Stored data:
^^^^^^^^
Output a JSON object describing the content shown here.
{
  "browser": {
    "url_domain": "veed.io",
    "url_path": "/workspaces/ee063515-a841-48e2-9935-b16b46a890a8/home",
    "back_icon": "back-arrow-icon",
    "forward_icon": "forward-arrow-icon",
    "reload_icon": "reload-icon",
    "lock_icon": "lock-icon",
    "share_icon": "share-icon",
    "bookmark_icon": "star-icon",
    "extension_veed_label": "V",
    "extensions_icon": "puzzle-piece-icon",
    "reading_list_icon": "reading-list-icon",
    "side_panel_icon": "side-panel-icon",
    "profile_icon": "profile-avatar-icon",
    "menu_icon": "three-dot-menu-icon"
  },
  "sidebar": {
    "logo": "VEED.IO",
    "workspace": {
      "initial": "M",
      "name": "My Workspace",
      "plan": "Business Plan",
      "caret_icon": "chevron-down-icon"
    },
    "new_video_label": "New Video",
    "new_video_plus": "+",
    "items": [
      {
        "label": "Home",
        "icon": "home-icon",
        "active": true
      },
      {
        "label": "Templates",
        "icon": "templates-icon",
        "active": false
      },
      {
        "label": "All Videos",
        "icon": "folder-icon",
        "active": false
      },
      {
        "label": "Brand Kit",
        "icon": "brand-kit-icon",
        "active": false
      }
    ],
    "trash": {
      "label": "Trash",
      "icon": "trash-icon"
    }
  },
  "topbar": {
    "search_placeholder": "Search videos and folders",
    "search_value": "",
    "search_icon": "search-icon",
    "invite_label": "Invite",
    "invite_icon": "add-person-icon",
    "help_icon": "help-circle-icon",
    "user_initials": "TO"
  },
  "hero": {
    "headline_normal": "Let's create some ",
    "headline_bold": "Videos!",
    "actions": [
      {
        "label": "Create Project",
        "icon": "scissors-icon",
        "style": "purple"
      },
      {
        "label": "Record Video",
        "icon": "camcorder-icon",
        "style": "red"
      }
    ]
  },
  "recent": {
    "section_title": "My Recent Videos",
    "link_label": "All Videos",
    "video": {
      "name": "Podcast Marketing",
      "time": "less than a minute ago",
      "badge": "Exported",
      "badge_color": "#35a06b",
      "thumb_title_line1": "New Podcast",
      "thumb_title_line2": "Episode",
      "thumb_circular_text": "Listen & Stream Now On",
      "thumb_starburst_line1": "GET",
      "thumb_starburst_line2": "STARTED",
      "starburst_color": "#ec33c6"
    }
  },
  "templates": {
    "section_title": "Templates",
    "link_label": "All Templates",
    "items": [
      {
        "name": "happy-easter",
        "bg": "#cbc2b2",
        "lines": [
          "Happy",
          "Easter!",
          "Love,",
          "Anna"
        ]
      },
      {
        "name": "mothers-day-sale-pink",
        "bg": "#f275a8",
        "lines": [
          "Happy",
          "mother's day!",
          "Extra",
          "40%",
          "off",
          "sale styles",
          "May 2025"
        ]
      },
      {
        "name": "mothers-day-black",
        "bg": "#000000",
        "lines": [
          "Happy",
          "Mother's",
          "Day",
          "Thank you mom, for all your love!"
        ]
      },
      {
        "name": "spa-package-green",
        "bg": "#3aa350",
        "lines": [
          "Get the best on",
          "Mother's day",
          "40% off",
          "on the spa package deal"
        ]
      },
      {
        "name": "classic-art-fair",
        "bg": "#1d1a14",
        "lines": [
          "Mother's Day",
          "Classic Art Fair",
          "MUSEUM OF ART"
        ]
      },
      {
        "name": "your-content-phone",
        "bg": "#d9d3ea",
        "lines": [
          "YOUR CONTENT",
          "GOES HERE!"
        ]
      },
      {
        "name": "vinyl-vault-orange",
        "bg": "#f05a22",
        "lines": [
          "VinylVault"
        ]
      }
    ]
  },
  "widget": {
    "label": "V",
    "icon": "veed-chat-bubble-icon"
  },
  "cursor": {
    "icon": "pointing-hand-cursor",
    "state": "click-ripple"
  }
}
^^^^^^^^
GIVEN TASK >>
Pick out every line holding the string "name" and return it.

WRITTEN SOLUTION >>
      "name": "My Workspace",
      "name": "Podcast Marketing",
        "name": "happy-easter",
        "name": "mothers-day-sale-pink",
        "name": "mothers-day-black",
        "name": "spa-package-green",
        "name": "classic-art-fair",
        "name": "your-content-phone",
        "name": "vinyl-vault-orange",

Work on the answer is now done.